◆ **THE TASK**
Copy out lines with the word "жизни" from the material that follows.

◆ **RECORDS FOR THE TASK**
** BEGIN **
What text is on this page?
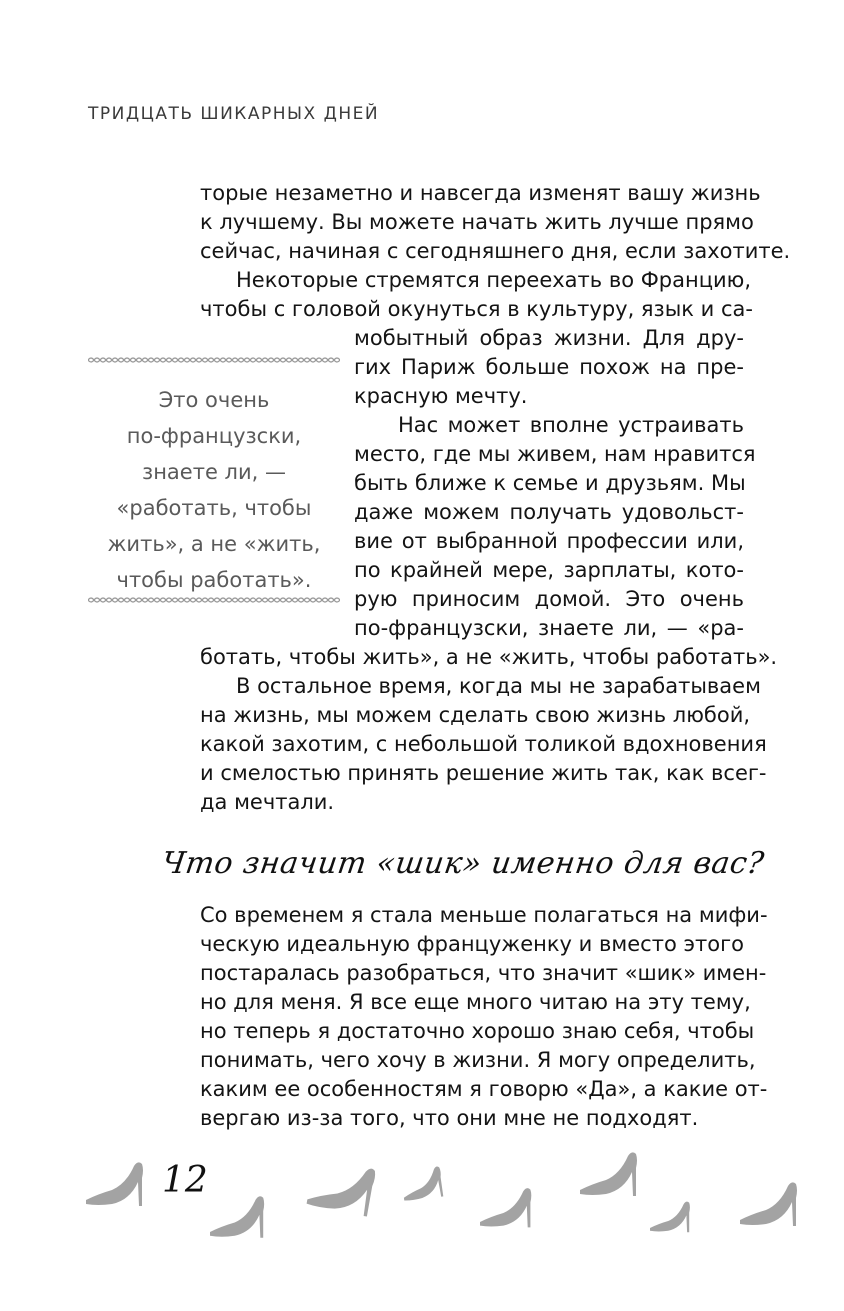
ТРИДЦАТЬ ШИКАРНЫХ ДНЕЙ
торые незаметно и навсегда изменят вашу жизнь
к лучшему. Вы можете начать жить лучше прямо
сейчас, начиная с сегодняшнего дня, если захотите.
Некоторые стремятся переехать во Францию,
чтобы с головой окунуться в культуру, язык и са-
мобытный образ жизни. Для дру-
гих Париж больше похож на пре-
красную мечту.
Нас может вполне устраивать
место, где мы живем, нам нравится
быть ближе к семье и друзьям. Мы
даже можем получать удовольст-
вие от выбранной профессии или,
по крайней мере, зарплаты, кото-
рую приносим домой. Это очень
по-французски, знаете ли, — «ра-
ботать, чтобы жить», а не «жить, чтобы работать».
В остальное время, когда мы не зарабатываем
на жизнь, мы можем сделать свою жизнь любой,
какой захотим, с небольшой толикой вдохновения
и смелостью принять решение жить так, как всег-
да мечтали.
Это очень
по-французски,
знаете ли, —
«работать, чтобы
жить», а не «жить,
чтобы работать».
Что значит «шик» именно для вас?
Со временем я стала меньше полагаться на мифи-
ческую идеальную француженку и вместо этого
постаралась разобраться, что значит «шик» имен-
но для меня. Я все еще много читаю на эту тему,
но теперь я достаточно хорошо знаю себя, чтобы
понимать, чего хочу в жизни. Я могу определить,
каким ее особенностям я говорю «Да», а какие от-
вергаю из-за того, что они мне не подходят.
12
** END **
◆ **EXERCISE ANSWER**
мобытный образ жизни. Для дру-
понимать, чего хочу в жизни. Я могу определить,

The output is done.